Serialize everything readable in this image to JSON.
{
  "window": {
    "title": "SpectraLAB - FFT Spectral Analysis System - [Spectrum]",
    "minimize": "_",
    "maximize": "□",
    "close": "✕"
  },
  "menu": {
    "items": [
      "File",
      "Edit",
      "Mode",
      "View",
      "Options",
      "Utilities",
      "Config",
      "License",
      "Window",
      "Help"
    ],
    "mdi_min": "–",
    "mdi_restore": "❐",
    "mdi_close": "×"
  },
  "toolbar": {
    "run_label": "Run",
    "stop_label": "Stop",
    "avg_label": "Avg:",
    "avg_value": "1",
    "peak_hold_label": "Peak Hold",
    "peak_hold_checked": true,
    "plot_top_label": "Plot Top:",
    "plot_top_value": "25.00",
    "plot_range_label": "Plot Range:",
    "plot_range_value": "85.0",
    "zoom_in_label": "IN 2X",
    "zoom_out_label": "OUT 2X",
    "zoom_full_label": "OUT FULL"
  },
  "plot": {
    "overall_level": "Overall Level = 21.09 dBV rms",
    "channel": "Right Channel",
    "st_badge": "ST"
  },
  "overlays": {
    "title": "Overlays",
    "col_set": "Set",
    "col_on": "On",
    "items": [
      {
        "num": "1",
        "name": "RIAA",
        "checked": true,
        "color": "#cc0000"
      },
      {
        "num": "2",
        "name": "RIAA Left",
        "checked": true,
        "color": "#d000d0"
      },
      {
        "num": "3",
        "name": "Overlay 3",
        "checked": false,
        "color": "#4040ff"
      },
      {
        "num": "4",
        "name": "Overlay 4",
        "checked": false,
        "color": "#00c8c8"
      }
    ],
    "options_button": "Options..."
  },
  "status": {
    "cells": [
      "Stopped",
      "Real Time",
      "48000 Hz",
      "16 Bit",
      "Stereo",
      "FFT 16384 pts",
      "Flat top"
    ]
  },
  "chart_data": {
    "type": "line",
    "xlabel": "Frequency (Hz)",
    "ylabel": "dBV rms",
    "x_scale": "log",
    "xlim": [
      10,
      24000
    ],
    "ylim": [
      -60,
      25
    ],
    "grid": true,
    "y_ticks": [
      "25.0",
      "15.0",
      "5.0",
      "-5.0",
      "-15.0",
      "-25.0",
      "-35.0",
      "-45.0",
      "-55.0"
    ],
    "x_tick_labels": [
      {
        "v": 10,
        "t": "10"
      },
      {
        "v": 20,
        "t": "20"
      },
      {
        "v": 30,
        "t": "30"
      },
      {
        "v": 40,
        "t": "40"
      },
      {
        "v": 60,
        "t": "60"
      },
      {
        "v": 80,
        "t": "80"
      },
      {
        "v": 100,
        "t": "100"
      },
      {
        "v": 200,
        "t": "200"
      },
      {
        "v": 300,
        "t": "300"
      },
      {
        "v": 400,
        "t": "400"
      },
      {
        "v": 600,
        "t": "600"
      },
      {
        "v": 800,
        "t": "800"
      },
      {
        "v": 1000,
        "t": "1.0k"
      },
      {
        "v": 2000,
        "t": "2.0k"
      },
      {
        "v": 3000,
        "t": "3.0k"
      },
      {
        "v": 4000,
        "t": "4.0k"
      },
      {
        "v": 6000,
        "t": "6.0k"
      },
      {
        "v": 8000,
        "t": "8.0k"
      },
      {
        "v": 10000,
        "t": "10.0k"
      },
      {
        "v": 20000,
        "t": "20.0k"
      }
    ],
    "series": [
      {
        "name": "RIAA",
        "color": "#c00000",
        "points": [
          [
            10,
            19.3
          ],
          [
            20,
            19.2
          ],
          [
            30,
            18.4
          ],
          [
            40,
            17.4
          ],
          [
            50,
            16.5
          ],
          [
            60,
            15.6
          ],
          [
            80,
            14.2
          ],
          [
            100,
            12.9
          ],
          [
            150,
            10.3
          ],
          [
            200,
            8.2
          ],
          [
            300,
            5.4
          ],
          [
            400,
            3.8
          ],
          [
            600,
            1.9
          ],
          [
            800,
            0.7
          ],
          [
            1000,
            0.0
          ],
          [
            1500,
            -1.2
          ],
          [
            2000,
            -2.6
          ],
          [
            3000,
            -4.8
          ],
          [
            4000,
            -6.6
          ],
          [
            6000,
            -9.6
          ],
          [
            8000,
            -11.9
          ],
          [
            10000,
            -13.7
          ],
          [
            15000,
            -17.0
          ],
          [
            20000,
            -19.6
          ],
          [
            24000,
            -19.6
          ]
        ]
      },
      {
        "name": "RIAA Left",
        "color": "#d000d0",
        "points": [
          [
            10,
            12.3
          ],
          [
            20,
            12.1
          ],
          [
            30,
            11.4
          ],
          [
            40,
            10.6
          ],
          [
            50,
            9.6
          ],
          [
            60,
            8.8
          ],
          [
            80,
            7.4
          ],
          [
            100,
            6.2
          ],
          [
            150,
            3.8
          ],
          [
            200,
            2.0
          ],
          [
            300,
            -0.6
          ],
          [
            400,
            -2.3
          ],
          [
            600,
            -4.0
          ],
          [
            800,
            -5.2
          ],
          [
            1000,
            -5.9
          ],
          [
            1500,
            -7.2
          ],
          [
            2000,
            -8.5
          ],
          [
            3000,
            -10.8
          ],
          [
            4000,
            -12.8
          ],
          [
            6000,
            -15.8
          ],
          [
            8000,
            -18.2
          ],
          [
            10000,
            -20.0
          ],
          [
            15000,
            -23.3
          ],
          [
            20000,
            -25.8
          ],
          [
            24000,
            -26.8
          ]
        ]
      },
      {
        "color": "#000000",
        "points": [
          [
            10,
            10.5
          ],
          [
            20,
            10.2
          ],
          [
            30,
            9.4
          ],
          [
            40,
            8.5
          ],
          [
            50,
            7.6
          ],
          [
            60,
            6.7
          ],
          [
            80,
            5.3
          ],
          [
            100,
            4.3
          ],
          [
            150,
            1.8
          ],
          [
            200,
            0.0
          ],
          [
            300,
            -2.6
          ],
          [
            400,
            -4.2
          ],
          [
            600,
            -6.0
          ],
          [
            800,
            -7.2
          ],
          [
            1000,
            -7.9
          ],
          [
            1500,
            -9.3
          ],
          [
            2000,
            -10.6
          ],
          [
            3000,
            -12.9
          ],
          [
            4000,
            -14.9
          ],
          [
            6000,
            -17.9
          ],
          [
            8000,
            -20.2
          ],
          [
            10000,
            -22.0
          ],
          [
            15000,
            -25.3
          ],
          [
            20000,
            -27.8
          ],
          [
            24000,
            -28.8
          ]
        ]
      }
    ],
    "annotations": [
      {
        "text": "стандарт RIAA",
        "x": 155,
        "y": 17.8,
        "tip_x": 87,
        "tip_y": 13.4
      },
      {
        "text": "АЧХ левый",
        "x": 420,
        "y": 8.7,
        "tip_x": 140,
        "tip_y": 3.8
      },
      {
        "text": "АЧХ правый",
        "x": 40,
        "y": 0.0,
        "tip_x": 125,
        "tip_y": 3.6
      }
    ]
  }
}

━━━━━━━━━━━━━━━━━━━━

(Exercise aim) Write out each line of the data above again, exactly as given.

(Answer)
Serialize everything readable in this image to JSON.
{
  "window": {
    "title": "SpectraLAB - FFT Spectral Analysis System - [Spectrum]",
    "minimize": "_",
    "maximize": "□",
    "close": "✕"
  },
  "menu": {
    "items": [
      "File",
      "Edit",
      "Mode",
      "View",
      "Options",
      "Utilities",
      "Config",
      "License",
      "Window",
      "Help"
    ],
    "mdi_min": "–",
    "mdi_restore": "❐",
    "mdi_close": "×"
  },
  "toolbar": {
    "run_label": "Run",
    "stop_label": "Stop",
    "avg_label": "Avg:",
    "avg_value": "1",
    "peak_hold_label": "Peak Hold",
    "peak_hold_checked": true,
    "plot_top_label": "Plot Top:",
    "plot_top_value": "25.00",
    "plot_range_label": "Plot Range:",
    "plot_range_value": "85.0",
    "zoom_in_label": "IN 2X",
    "zoom_out_label": "OUT 2X",
    "zoom_full_label": "OUT FULL"
  },
  "plot": {
    "overall_level": "Overall Level = 21.09 dBV rms",
    "channel": "Right Channel",
    "st_badge": "ST"
  },
  "overlays": {
    "title": "Overlays",
    "col_set": "Set",
    "col_on": "On",
    "items": [
      {
        "num": "1",
        "name": "RIAA",
        "checked": true,
        "color": "#cc0000"
      },
      {
        "num": "2",
        "name": "RIAA Left",
        "checked": true,
        "color": "#d000d0"
      },
      {
        "num": "3",
        "name": "Overlay 3",
        "checked": false,
        "color": "#4040ff"
      },
      {
        "num": "4",
        "name": "Overlay 4",
        "checked": false,
        "color": "#00c8c8"
      }
    ],
    "options_button": "Options..."
  },
  "status": {
    "cells": [
      "Stopped",
      "Real Time",
      "48000 Hz",
      "16 Bit",
      "Stereo",
      "FFT 16384 pts",
      "Flat top"
    ]
  },
  "chart_data": {
    "type": "line",
    "xlabel": "Frequency (Hz)",
    "ylabel": "dBV rms",
    "x_scale": "log",
    "xlim": [
      10,
      24000
    ],
    "ylim": [
      -60,
      25
    ],
    "grid": true,
    "y_ticks": [
      "25.0",
      "15.0",
      "5.0",
      "-5.0",
      "-15.0",
      "-25.0",
      "-35.0",
      "-45.0",
      "-55.0"
    ],
    "x_tick_labels": [
      {
        "v": 10,
        "t": "10"
      },
      {
        "v": 20,
        "t": "20"
      },
      {
        "v": 30,
        "t": "30"
      },
      {
        "v": 40,
        "t": "40"
      },
      {
        "v": 60,
        "t": "60"
      },
      {
        "v": 80,
        "t": "80"
      },
      {
        "v": 100,
        "t": "100"
      },
      {
        "v": 200,
        "t": "200"
      },
      {
        "v": 300,
        "t": "300"
      },
      {
        "v": 400,
        "t": "400"
      },
      {
        "v": 600,
        "t": "600"
      },
      {
        "v": 800,
        "t": "800"
      },
      {
        "v": 1000,
        "t": "1.0k"
      },
      {
        "v": 2000,
        "t": "2.0k"
      },
      {
        "v": 3000,
        "t": "3.0k"
      },
      {
        "v": 4000,
        "t": "4.0k"
      },
      {
        "v": 6000,
        "t": "6.0k"
      },
      {
        "v": 8000,
        "t": "8.0k"
      },
      {
        "v": 10000,
        "t": "10.0k"
      },
      {
        "v": 20000,
        "t": "20.0k"
      }
    ],
    "series": [
      {
        "name": "RIAA",
        "color": "#c00000",
        "points": [
          [
            10,
            19.3
          ],
          [
            20,
            19.2
          ],
          [
            30,
            18.4
          ],
          [
            40,
            17.4
          ],
          [
            50,
            16.5
          ],
          [
            60,
            15.6
          ],
          [
            80,
            14.2
          ],
          [
            100,
            12.9
          ],
          [
            150,
            10.3
          ],
          [
            200,
            8.2
          ],
          [
            300,
            5.4
          ],
          [
            400,
            3.8
          ],
          [
            600,
            1.9
          ],
          [
            800,
            0.7
          ],
          [
            1000,
            0.0
          ],
          [
            1500,
            -1.2
          ],
          [
            2000,
            -2.6
          ],
          [
            3000,
            -4.8
          ],
          [
            4000,
            -6.6
          ],
          [
            6000,
            -9.6
          ],
          [
            8000,
            -11.9
          ],
          [
            10000,
            -13.7
          ],
          [
            15000,
            -17.0
          ],
          [
            20000,
            -19.6
          ],
          [
            24000,
            -19.6
          ]
        ]
      },
      {
        "name": "RIAA Left",
        "color": "#d000d0",
        "points": [
          [
            10,
            12.3
          ],
          [
            20,
            12.1
          ],
          [
            30,
            11.4
          ],
          [
            40,
            10.6
          ],
          [
            50,
            9.6
          ],
          [
            60,
            8.8
          ],
          [
            80,
            7.4
          ],
          [
            100,
            6.2
          ],
          [
            150,
            3.8
          ],
          [
            200,
            2.0
          ],
          [
            300,
            -0.6
          ],
          [
            400,
            -2.3
          ],
          [
            600,
            -4.0
          ],
          [
            800,
            -5.2
          ],
          [
            1000,
            -5.9
          ],
          [
            1500,
            -7.2
          ],
          [
            2000,
            -8.5
          ],
          [
            3000,
            -10.8
          ],
          [
            4000,
            -12.8
          ],
          [
            6000,
            -15.8
          ],
          [
            8000,
            -18.2
          ],
          [
            10000,
            -20.0
          ],
          [
            15000,
            -23.3
          ],
          [
            20000,
            -25.8
          ],
          [
            24000,
            -26.8
          ]
        ]
      },
      {
        "color": "#000000",
        "points": [
          [
            10,
            10.5
          ],
          [
            20,
            10.2
          ],
          [
            30,
            9.4
          ],
          [
            40,
            8.5
          ],
          [
            50,
            7.6
          ],
          [
            60,
            6.7
          ],
          [
            80,
            5.3
          ],
          [
            100,
            4.3
          ],
          [
            150,
            1.8
          ],
          [
            200,
            0.0
          ],
          [
            300,
            -2.6
          ],
          [
            400,
            -4.2
          ],
          [
            600,
            -6.0
          ],
          [
            800,
            -7.2
          ],
          [
            1000,
            -7.9
          ],
          [
            1500,
            -9.3
          ],
          [
            2000,
            -10.6
          ],
          [
            3000,
            -12.9
          ],
          [
            4000,
            -14.9
          ],
          [
            6000,
            -17.9
          ],
          [
            8000,
            -20.2
          ],
          [
            10000,
            -22.0
          ],
          [
            15000,
            -25.3
          ],
          [
            20000,
            -27.8
          ],
          [
            24000,
            -28.8
          ]
        ]
      }
    ],
    "annotations": [
      {
        "text": "стандарт RIAA",
        "x": 155,
        "y": 17.8,
        "tip_x": 87,
        "tip_y": 13.4
      },
      {
        "text": "АЧХ левый",
        "x": 420,
        "y": 8.7,
        "tip_x": 140,
        "tip_y": 3.8
      },
      {
        "text": "АЧХ правый",
        "x": 40,
        "y": 0.0,
        "tip_x": 125,
        "tip_y": 3.6
      }
    ]
  }
}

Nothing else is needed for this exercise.